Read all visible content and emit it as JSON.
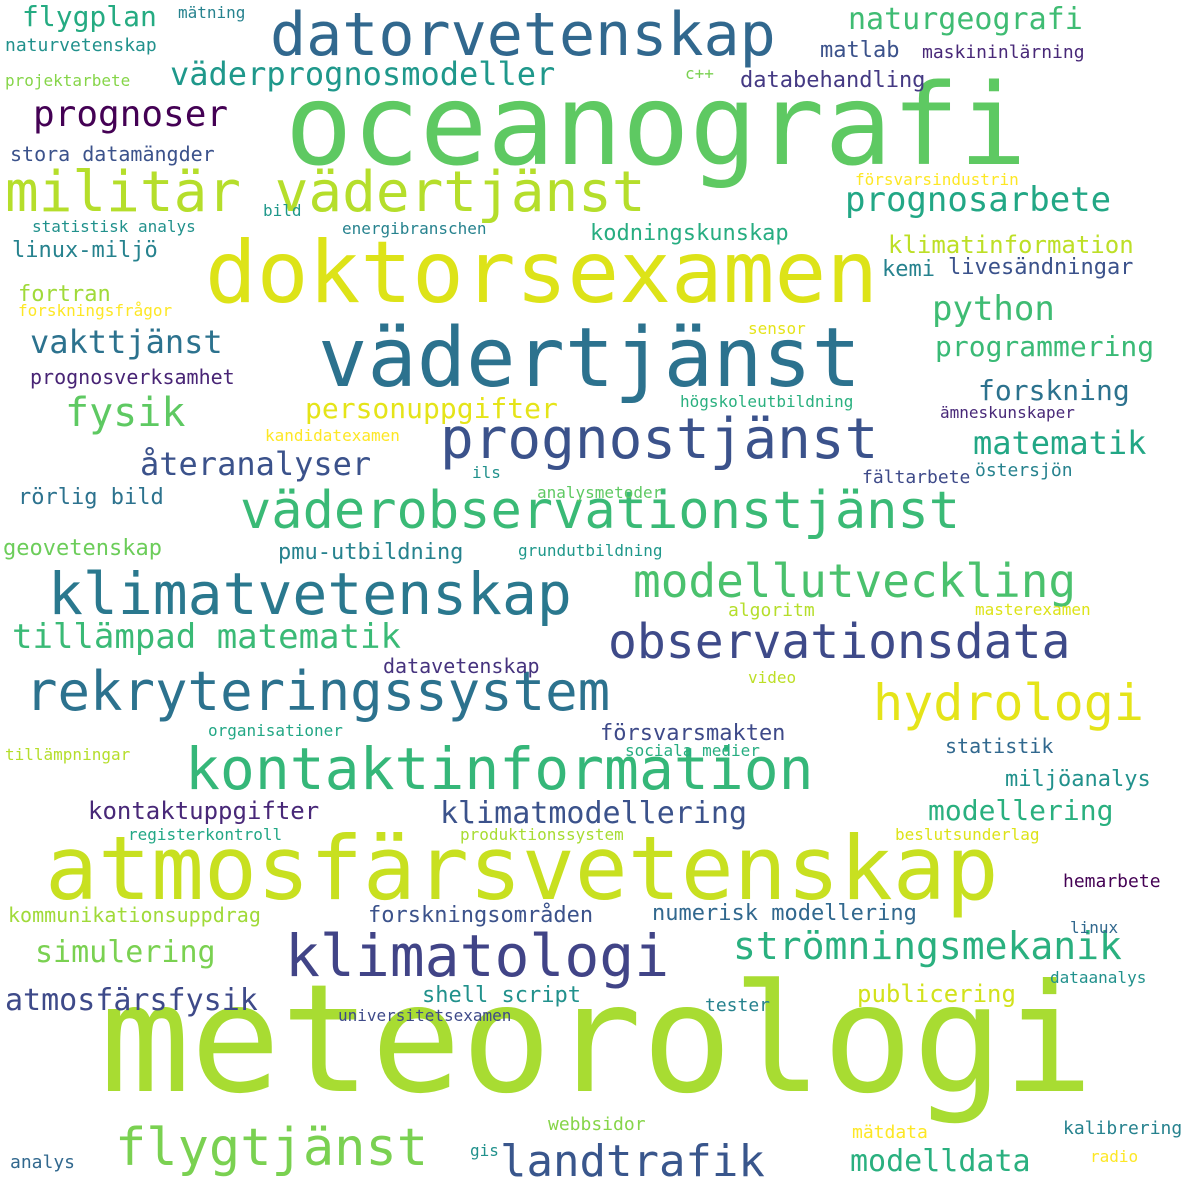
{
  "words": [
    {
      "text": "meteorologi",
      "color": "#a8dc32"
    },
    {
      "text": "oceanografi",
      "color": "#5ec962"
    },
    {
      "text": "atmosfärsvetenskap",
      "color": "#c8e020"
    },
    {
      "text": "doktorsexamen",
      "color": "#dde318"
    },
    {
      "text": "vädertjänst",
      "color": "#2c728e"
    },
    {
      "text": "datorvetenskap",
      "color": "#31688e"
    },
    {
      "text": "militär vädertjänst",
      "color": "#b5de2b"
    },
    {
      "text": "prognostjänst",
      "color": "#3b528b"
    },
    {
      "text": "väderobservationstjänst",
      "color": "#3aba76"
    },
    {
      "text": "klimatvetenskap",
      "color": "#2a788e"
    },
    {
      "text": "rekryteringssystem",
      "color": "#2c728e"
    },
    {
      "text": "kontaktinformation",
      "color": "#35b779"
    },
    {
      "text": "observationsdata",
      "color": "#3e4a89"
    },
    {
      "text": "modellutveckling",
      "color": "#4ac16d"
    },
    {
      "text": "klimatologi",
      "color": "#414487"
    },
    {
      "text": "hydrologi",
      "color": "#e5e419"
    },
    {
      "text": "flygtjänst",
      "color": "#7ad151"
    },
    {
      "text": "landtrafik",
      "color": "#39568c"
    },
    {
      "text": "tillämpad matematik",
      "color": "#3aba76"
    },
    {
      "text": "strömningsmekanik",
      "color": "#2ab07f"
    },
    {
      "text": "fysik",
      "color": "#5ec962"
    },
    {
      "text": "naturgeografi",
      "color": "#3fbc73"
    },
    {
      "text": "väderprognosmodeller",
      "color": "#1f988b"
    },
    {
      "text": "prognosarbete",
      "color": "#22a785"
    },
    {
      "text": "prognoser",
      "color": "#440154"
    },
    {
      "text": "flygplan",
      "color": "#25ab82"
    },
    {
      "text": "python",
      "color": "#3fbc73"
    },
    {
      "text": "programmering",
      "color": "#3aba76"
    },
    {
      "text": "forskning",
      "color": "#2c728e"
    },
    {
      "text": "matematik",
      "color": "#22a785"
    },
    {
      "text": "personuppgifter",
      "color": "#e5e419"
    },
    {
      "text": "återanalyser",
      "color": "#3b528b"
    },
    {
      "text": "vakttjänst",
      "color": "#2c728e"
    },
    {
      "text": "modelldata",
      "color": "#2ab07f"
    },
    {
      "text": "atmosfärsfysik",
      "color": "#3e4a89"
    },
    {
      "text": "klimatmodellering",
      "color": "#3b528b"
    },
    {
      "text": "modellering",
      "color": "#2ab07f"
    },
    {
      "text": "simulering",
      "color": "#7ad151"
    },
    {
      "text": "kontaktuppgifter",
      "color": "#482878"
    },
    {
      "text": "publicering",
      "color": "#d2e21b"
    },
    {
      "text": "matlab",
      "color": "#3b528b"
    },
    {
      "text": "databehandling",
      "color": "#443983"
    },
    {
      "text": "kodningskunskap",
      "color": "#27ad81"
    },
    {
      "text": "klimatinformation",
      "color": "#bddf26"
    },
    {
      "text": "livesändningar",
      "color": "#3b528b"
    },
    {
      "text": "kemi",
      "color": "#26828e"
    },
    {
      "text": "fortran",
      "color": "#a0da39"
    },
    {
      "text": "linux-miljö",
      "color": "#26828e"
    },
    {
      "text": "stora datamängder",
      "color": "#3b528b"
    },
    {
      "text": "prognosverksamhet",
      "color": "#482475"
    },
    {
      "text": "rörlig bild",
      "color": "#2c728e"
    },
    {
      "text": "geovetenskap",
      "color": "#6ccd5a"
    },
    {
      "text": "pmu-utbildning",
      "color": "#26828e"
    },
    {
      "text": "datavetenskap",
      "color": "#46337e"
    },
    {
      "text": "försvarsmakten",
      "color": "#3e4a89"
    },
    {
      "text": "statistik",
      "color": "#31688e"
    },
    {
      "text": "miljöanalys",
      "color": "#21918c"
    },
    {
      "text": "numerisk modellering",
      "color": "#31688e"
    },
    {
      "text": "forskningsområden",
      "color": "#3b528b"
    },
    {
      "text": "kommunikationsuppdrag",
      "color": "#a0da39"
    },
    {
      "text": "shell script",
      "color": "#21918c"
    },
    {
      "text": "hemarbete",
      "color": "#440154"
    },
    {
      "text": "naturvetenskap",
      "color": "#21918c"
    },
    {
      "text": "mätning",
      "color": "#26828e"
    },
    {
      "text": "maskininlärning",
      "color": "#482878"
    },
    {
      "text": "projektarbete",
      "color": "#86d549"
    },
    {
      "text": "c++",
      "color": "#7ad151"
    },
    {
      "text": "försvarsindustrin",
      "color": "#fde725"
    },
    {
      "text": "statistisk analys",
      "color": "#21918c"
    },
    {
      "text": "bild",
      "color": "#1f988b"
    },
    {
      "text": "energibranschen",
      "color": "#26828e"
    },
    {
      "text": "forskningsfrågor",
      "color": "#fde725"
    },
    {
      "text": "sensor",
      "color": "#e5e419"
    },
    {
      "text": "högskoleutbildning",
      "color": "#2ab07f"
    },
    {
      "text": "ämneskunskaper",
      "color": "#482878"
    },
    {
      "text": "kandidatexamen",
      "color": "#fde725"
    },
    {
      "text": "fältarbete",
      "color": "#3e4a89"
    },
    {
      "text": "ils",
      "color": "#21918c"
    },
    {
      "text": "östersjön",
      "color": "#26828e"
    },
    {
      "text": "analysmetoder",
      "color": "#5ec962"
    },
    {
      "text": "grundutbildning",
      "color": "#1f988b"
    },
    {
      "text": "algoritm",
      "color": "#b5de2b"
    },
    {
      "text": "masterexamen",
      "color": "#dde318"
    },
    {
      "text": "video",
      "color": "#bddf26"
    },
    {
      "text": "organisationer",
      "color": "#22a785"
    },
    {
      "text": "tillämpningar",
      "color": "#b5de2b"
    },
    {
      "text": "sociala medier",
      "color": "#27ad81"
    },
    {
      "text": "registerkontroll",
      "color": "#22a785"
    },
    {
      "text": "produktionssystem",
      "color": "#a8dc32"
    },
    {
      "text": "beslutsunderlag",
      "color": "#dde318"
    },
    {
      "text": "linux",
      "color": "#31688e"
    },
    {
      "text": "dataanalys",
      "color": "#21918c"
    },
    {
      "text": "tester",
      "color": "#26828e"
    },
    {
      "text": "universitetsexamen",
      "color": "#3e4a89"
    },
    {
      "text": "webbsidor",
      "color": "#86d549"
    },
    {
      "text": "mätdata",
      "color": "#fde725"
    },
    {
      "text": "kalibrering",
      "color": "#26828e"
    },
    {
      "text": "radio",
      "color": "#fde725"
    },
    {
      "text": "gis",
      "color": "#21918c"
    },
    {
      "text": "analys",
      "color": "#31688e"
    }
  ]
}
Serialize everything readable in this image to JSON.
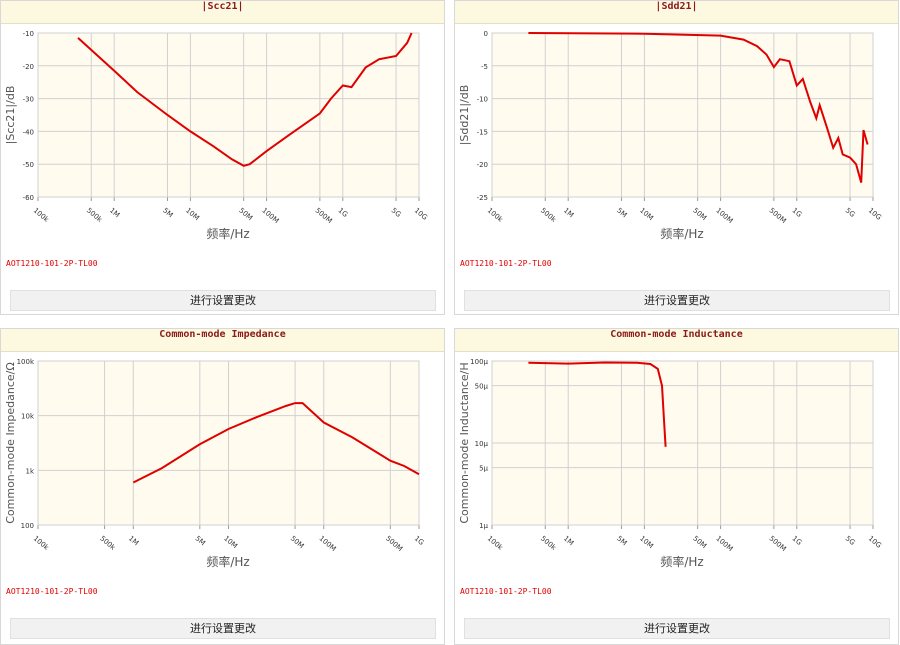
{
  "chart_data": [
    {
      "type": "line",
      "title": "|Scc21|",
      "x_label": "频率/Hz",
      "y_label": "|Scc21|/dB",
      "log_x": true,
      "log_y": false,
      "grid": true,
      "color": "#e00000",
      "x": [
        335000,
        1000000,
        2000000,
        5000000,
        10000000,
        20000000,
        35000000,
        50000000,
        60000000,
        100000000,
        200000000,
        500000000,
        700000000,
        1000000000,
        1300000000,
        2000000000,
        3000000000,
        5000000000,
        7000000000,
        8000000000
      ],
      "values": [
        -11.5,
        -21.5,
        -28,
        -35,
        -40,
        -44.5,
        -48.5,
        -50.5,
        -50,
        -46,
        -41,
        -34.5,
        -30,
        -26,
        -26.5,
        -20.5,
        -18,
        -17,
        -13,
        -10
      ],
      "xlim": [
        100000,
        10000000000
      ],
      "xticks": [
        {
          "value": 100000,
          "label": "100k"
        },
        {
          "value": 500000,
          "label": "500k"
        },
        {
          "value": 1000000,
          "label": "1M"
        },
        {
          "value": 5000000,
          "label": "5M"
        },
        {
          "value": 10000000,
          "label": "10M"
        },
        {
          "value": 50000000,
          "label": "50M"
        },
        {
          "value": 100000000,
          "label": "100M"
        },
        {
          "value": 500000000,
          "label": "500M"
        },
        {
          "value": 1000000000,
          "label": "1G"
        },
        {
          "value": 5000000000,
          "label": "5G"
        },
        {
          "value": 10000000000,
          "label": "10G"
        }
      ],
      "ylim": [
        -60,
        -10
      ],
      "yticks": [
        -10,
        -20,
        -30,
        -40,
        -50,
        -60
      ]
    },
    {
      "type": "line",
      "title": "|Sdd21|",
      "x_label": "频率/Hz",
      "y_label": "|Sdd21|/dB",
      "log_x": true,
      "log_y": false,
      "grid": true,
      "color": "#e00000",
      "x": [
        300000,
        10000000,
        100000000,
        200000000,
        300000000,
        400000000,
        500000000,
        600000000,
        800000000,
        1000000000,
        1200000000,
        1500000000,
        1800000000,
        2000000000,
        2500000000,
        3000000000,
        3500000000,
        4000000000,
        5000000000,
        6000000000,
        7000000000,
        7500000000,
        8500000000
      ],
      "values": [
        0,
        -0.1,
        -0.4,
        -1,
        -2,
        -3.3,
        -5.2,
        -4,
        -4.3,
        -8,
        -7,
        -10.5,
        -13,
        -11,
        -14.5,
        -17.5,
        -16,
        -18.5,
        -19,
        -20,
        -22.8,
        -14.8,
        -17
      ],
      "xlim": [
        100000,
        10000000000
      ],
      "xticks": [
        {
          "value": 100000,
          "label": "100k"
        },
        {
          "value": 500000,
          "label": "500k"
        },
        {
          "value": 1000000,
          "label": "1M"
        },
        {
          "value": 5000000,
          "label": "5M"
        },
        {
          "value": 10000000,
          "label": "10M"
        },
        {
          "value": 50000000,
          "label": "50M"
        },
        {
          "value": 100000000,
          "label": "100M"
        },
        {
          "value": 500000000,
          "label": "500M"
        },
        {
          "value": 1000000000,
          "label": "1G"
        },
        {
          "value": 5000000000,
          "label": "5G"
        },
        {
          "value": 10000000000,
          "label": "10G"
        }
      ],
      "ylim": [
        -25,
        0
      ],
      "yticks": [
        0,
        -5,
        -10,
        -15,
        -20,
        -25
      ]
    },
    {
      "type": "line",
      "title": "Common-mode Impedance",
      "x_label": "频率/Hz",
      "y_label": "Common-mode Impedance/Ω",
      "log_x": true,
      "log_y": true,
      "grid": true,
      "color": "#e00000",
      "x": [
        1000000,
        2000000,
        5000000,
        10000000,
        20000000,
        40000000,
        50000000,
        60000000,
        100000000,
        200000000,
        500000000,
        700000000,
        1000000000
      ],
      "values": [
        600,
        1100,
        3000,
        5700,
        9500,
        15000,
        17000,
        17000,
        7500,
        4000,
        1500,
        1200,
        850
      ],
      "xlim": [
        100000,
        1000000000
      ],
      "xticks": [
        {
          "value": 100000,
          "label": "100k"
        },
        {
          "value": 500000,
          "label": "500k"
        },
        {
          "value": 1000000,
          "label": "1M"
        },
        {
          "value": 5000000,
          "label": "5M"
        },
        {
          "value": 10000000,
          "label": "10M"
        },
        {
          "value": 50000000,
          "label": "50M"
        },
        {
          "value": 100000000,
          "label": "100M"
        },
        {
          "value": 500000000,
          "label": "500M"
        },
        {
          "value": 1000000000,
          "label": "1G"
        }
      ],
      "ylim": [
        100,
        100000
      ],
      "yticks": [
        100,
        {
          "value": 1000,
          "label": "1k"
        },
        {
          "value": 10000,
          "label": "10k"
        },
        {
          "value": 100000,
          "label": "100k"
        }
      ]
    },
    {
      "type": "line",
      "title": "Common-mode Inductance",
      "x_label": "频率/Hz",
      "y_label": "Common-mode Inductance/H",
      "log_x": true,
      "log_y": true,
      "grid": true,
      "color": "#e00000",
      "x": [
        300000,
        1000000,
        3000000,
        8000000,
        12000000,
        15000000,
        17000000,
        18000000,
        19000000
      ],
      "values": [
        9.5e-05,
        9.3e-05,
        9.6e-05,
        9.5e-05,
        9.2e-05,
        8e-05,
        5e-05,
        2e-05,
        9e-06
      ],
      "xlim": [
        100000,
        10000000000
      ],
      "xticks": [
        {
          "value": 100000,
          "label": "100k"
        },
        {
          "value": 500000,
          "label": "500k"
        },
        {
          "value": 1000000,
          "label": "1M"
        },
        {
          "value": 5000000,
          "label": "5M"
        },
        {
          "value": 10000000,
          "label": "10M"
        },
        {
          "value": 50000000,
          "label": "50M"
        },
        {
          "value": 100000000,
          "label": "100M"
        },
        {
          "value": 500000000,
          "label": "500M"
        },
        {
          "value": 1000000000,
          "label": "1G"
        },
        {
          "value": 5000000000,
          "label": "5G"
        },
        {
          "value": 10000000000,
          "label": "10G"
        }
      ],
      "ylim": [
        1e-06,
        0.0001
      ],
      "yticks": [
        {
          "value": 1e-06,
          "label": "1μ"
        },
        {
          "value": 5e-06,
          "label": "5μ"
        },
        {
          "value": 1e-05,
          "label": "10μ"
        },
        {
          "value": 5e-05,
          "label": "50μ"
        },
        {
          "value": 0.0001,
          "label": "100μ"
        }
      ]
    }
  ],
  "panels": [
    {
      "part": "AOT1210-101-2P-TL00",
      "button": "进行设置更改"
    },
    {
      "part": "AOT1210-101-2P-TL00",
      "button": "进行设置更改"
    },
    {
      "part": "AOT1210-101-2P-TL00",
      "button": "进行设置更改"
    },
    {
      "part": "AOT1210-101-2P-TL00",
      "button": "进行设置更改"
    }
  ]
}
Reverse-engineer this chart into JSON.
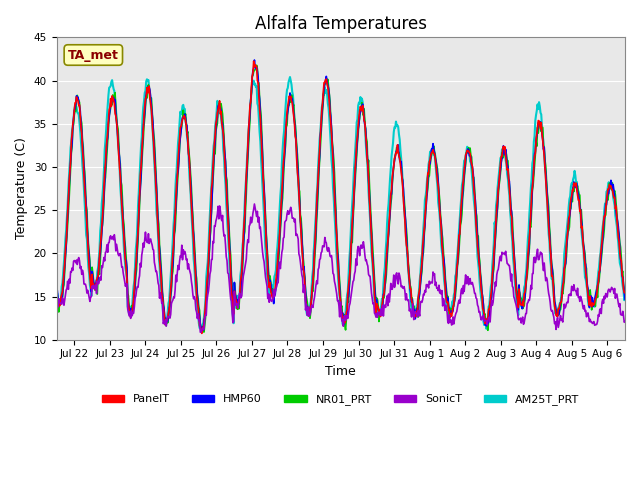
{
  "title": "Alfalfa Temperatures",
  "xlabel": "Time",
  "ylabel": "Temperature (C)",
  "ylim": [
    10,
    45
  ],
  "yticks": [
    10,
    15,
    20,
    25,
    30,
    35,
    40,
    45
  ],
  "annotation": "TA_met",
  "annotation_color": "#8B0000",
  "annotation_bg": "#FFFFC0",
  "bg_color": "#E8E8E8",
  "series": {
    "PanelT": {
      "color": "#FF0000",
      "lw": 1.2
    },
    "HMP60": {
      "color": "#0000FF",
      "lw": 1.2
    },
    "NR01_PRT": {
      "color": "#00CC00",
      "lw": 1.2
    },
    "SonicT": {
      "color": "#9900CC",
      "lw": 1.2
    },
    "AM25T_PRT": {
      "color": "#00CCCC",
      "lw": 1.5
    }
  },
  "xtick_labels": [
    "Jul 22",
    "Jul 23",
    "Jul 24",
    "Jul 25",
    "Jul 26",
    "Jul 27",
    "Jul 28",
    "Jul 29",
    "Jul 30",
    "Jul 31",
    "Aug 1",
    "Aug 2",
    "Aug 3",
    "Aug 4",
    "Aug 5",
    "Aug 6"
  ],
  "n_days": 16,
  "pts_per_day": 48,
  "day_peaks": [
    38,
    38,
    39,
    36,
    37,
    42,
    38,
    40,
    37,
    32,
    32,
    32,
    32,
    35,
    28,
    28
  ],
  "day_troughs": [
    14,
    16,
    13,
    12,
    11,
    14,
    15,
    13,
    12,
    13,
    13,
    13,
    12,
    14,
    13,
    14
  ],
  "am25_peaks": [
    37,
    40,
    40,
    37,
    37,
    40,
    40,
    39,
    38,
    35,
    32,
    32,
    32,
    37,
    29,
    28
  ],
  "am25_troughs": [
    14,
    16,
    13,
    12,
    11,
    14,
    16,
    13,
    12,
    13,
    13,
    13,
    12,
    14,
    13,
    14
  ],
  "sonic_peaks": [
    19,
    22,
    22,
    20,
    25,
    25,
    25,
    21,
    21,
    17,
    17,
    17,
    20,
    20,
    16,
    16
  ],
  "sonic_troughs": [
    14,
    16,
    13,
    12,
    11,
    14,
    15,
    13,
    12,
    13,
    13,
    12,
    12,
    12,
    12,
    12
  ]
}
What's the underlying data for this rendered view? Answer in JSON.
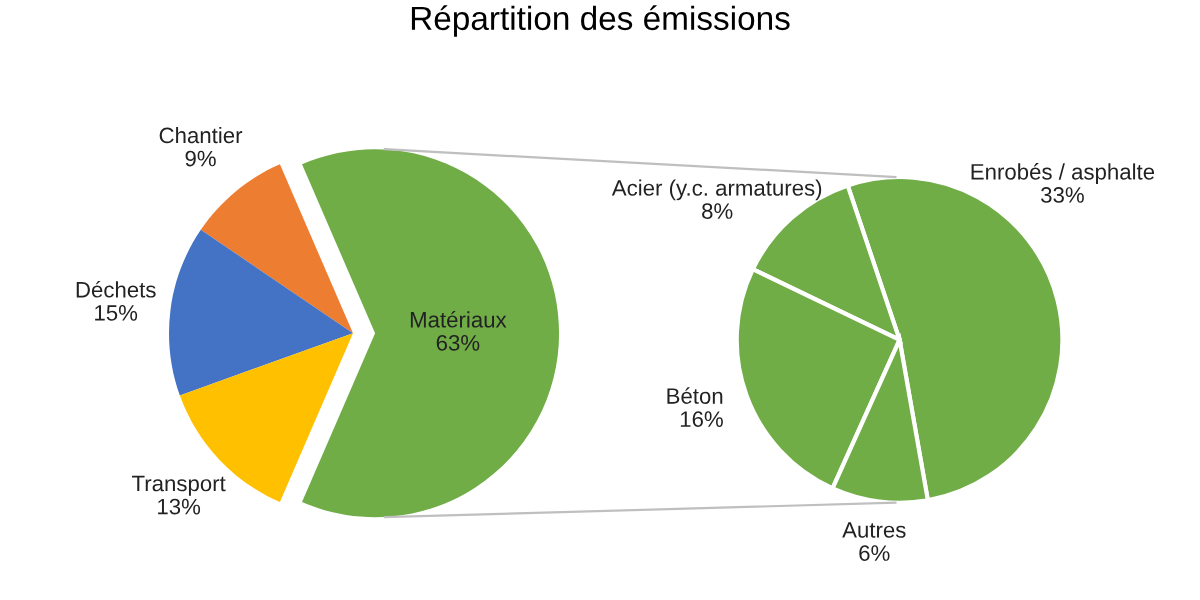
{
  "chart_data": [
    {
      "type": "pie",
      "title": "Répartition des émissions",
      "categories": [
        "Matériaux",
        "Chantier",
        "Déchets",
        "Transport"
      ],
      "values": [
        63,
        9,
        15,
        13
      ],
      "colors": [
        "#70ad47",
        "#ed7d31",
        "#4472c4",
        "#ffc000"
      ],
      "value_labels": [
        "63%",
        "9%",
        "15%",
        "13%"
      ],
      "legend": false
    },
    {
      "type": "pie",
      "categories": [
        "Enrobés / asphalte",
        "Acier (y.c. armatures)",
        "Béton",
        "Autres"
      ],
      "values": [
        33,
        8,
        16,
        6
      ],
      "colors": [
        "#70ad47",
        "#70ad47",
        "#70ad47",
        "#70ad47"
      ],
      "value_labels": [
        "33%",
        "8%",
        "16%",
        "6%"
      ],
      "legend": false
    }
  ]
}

+-------+

From the listing above, copy every line that includes the word "JSON".

Read all visible content and emit it as JSON.
Serialize everything readable in this image to JSON.
Reverse-engineer this chart into JSON.
What's the underlying data for this rendered view? Answer in JSON.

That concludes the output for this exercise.